== Record set

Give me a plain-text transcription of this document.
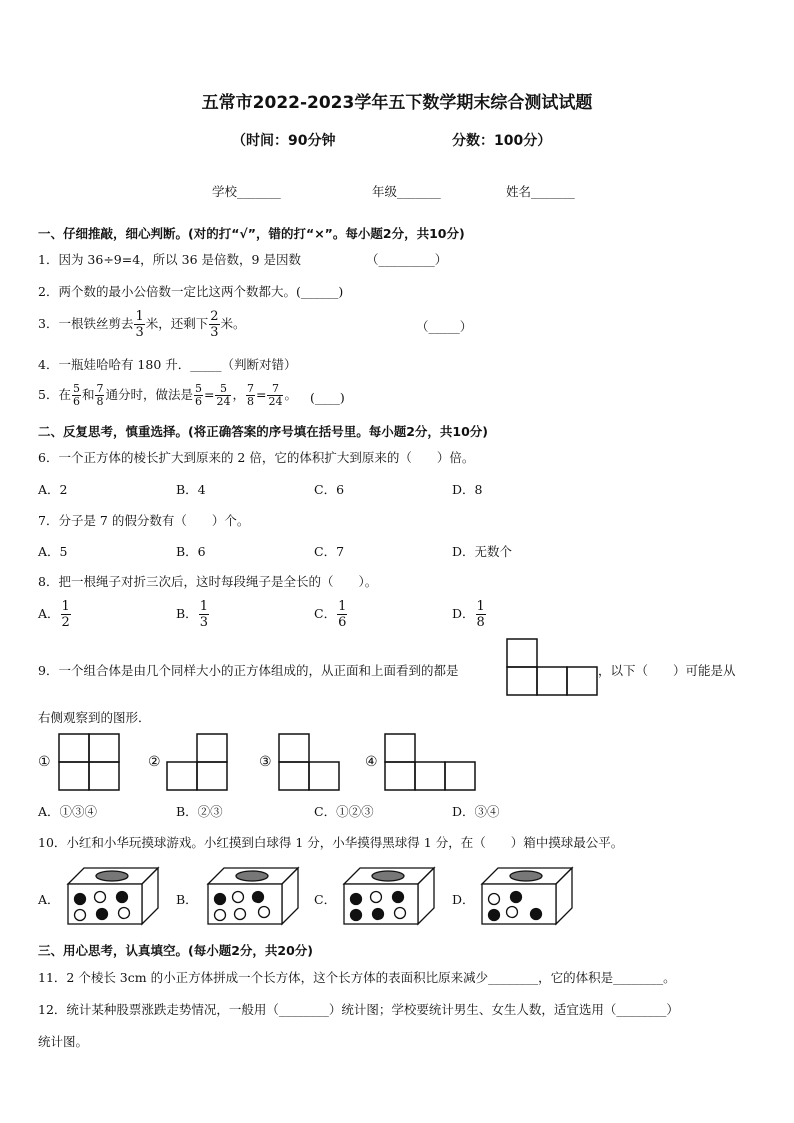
五常市2022-2023学年五下数学期末综合测试试题
（时间：90分钟	分数：100分）
学校_______	年级_______	姓名_______
一、仔细推敲，细心判断。(对的打“√”，错的打“×”。每小题2分，共10分)
1．因为 36÷9=4，所以 36 是倍数，9 是因数	（_________）
2．两个数的最小公倍数一定比这两个数都大。(______)
3．一根铁丝剪去 $\frac{1}{3}$ 米，还剩下 $\frac{2}{3}$ 米。	（_____）
4．一瓶娃哈哈有 180 升．_____（判断对错）
5．在 $\frac{5}{6}$ 和 $\frac{7}{8}$ 通分时，做法是 $\frac{5}{6} = \frac{5}{24}$ ， $\frac{7}{8} = \frac{7}{24}$ 。 (____)
二、反复思考，慎重选择。(将正确答案的序号填在括号里。每小题2分，共10分)
6．一个正方体的棱长扩大到原来的 2 倍，它的体积扩大到原来的（　　）倍。
A．2	B．4	C．6	D．8
7．分子是 7 的假分数有（　　）个。
A．5	B．6	C．7	D．无数个
8．把一根绳子对折三次后，这时每段绳子是全长的（　　）。
A． $\frac{1}{2}$	B． $\frac{1}{3}$	C． $\frac{1}{6}$	D． $\frac{1}{8}$
9．一个组合体是由几个同样大小的正方体组成的，从正面和上面看到的都是	，以下（　　）可能是从
右侧观察到的图形．
①	②	③	④
A．①③④	B．②③	C．①②③	D．③④
10．小红和小华玩摸球游戏。小红摸到白球得 1 分，小华摸得黑球得 1 分，在（　　）箱中摸球最公平。
A．	B．	C．	D．
三、用心思考，认真填空。(每小题2分，共20分)
11．2 个棱长 3cm 的小正方体拼成一个长方体，这个长方体的表面积比原来减少________，它的体积是________。
12．统计某种股票涨跌走势情况，一般用（________）统计图；学校要统计男生、女生人数，适宜选用（________）
统计图。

====

Display every line of the listing that contains the string "frac".

### Exercise answer
3．一根铁丝剪去 $\frac{1}{3}$ 米，还剩下 $\frac{2}{3}$ 米。	（_____）
5．在 $\frac{5}{6}$ 和 $\frac{7}{8}$ 通分时，做法是 $\frac{5}{6} = \frac{5}{24}$ ， $\frac{7}{8} = \frac{7}{24}$ 。 (____)
A． $\frac{1}{2}$	B． $\frac{1}{3}$	C． $\frac{1}{6}$	D． $\frac{1}{8}$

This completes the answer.